* **SET TASK**: Look through the records below and collect all lines that hold the string "components".

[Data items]
------
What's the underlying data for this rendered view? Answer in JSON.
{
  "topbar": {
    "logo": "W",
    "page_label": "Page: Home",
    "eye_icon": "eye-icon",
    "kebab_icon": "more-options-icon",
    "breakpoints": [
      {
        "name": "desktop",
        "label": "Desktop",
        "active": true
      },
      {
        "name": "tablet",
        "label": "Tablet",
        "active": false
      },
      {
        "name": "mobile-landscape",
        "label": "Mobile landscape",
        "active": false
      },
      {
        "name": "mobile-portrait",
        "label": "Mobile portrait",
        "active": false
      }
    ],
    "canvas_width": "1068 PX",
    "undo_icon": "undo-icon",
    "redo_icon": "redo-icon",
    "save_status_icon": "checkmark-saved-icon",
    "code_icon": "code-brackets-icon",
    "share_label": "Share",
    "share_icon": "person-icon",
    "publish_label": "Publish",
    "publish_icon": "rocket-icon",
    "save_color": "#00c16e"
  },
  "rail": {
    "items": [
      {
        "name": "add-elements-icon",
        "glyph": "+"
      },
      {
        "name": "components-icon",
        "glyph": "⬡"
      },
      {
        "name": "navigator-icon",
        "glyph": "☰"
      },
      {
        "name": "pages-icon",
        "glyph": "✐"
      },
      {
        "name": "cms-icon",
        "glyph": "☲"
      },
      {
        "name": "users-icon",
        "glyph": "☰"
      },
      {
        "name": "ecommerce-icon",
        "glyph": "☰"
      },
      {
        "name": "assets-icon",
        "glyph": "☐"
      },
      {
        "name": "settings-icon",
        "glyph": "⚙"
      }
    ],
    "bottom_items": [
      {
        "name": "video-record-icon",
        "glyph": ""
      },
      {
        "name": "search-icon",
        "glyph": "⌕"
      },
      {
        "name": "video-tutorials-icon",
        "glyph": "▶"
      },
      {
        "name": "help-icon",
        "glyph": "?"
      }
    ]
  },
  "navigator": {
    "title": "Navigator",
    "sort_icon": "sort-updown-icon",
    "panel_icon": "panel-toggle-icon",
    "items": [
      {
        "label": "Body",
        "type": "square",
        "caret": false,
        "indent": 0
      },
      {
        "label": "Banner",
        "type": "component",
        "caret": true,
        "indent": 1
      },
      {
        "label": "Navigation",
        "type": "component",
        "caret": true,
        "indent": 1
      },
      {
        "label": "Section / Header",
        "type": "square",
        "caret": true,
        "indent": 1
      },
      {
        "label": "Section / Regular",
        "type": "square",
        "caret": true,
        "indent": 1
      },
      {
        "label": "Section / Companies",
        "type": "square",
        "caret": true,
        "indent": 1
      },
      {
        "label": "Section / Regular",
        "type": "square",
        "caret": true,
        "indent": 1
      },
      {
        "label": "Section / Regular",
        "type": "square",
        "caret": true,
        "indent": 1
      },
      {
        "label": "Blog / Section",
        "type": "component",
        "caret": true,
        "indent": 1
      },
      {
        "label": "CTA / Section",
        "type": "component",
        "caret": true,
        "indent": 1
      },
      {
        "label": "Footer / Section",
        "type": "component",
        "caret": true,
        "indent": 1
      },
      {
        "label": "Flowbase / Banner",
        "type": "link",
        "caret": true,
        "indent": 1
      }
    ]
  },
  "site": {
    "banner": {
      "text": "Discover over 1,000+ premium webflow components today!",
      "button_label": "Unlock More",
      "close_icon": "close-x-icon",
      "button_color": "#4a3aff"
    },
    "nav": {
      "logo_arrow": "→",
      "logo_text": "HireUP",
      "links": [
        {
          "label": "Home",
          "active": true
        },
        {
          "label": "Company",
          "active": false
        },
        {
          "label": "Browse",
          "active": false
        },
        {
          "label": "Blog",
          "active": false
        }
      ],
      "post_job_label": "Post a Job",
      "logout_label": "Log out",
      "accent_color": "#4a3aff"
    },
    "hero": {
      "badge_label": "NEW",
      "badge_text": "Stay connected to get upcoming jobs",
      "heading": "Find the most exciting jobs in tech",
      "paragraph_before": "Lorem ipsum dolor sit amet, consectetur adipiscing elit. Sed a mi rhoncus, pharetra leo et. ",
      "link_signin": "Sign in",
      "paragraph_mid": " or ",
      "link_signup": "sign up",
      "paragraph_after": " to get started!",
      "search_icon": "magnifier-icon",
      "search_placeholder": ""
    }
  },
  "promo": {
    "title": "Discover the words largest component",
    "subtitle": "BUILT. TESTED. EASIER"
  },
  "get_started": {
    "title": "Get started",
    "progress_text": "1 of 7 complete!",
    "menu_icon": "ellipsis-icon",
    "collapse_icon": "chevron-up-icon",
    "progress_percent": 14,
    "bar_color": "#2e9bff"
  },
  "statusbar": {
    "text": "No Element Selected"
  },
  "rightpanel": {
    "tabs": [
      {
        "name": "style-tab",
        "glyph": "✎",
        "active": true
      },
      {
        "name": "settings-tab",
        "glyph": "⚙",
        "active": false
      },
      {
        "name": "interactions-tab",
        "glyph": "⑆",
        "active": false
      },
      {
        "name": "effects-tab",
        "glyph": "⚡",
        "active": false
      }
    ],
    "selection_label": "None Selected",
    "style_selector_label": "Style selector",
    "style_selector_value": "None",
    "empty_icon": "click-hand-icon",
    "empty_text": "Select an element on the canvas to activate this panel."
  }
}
------
* **RESPONSE FOR THIS EXERCISE**:
        "name": "components-icon",
      "text": "Discover over 1,000+ premium webflow components today!",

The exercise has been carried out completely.